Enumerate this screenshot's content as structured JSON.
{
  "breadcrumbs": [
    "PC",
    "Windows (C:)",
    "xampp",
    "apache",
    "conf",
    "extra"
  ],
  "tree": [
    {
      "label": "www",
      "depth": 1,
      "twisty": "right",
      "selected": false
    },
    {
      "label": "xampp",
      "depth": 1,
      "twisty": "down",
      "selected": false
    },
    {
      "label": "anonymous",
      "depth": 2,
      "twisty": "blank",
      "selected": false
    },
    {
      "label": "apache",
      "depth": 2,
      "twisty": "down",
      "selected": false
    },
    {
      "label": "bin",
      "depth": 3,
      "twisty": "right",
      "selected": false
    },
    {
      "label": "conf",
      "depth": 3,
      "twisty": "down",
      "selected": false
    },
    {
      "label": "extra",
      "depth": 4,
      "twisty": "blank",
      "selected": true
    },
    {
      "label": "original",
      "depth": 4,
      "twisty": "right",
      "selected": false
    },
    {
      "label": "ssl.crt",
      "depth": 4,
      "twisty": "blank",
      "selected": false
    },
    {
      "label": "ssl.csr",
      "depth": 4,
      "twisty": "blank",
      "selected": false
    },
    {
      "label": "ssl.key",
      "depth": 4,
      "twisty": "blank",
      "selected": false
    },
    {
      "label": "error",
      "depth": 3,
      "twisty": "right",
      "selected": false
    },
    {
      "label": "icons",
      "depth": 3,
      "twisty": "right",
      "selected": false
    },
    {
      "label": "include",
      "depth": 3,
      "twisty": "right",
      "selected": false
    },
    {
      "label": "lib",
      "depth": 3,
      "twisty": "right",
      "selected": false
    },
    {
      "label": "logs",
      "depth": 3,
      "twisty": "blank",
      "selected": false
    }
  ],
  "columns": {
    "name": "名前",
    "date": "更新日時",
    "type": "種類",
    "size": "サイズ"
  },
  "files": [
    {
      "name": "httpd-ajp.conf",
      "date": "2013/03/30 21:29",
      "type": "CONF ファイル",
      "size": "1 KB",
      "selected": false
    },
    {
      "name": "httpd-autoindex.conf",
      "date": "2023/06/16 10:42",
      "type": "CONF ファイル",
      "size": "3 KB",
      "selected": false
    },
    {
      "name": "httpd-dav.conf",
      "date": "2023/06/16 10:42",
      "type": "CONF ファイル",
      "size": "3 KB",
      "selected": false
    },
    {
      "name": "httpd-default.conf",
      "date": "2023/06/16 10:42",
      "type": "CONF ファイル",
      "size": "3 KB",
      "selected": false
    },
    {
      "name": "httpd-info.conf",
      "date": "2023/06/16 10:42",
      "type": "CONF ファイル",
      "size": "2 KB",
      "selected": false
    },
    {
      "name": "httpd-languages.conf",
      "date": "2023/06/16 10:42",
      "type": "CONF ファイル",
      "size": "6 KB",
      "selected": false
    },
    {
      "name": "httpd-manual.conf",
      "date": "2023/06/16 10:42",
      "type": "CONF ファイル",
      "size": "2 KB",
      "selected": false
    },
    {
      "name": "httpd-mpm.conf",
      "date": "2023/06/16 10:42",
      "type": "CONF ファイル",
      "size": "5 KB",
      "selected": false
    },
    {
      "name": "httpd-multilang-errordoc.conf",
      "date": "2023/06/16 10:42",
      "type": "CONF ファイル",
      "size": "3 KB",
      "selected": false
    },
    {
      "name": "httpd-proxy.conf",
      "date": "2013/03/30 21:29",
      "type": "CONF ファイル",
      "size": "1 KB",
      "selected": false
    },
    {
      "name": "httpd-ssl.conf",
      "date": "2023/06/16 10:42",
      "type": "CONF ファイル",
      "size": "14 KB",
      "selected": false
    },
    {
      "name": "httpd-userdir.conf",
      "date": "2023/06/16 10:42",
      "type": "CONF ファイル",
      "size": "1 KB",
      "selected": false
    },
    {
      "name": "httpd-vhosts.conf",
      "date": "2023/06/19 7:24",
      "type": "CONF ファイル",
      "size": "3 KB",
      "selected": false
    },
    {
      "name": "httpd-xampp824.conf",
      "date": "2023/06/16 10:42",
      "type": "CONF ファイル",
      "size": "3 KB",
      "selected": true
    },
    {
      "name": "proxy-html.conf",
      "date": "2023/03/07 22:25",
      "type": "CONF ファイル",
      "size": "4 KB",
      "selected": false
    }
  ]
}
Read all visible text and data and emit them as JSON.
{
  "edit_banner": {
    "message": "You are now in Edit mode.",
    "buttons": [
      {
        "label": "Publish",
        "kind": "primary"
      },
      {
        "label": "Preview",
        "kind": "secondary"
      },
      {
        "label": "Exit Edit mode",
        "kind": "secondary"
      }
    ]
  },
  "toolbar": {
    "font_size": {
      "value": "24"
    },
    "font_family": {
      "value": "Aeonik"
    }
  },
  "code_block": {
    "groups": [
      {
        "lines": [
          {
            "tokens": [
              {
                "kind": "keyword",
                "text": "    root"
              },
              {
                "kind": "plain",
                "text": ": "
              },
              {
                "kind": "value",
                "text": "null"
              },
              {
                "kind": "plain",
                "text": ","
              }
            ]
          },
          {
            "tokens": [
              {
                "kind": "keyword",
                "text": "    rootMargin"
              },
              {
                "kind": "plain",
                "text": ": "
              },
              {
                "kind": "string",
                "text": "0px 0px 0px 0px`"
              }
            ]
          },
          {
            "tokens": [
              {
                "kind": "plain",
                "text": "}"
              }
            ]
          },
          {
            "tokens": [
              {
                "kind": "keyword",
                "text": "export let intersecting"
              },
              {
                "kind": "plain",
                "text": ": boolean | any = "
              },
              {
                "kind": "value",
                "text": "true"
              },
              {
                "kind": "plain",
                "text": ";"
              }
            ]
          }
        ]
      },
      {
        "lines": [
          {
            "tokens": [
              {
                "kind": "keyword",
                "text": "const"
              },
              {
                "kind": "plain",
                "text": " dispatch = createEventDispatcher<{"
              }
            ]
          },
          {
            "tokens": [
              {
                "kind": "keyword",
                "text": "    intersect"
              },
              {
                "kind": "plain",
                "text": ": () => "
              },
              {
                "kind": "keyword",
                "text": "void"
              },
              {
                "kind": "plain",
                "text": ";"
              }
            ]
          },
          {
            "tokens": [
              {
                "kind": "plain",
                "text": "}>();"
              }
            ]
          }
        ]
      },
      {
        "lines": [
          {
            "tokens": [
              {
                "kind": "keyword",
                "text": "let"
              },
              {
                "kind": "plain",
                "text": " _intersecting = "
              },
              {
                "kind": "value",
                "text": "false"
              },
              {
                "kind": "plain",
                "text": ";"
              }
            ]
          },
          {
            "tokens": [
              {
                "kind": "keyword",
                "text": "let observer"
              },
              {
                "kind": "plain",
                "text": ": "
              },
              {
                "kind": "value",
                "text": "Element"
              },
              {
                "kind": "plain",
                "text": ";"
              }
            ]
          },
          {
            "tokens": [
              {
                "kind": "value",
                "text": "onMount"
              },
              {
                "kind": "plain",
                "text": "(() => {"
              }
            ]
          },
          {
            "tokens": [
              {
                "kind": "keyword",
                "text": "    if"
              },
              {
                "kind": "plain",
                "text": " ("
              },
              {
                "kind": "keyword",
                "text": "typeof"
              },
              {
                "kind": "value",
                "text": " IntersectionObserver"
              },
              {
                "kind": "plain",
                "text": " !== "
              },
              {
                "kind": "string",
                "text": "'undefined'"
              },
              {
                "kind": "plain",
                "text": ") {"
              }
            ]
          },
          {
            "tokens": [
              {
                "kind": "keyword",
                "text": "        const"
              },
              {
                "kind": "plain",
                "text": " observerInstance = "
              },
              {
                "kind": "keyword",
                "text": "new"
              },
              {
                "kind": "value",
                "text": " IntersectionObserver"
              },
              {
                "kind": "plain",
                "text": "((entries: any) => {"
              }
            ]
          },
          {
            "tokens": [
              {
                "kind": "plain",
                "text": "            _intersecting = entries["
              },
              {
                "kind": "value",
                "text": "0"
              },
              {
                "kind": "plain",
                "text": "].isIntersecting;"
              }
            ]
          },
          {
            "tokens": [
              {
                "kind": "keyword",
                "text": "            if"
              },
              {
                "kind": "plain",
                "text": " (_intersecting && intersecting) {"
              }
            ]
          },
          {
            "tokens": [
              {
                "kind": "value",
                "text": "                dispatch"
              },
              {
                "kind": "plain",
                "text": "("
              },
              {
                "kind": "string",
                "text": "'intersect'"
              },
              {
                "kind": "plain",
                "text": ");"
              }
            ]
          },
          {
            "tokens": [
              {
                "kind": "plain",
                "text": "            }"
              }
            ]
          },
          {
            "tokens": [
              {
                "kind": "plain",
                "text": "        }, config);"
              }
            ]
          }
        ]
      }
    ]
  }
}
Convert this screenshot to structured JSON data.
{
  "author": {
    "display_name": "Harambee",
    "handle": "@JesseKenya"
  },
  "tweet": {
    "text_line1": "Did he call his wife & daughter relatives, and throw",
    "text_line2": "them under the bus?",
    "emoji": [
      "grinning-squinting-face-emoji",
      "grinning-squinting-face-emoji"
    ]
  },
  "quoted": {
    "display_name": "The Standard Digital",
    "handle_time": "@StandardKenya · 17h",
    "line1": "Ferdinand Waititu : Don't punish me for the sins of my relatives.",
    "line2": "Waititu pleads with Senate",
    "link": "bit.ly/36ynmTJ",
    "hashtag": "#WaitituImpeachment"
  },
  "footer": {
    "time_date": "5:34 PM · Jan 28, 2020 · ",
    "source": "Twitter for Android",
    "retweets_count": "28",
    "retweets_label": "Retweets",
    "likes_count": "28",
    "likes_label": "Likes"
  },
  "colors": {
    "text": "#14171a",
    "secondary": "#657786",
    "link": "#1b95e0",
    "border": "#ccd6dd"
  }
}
^^^^^^^^
**Stated exercise**
Pick out the lines containing the string "entries" and show them.

**Expected answer**
                "text": "((entries: any) => {"
                "text": "            _intersecting = entries["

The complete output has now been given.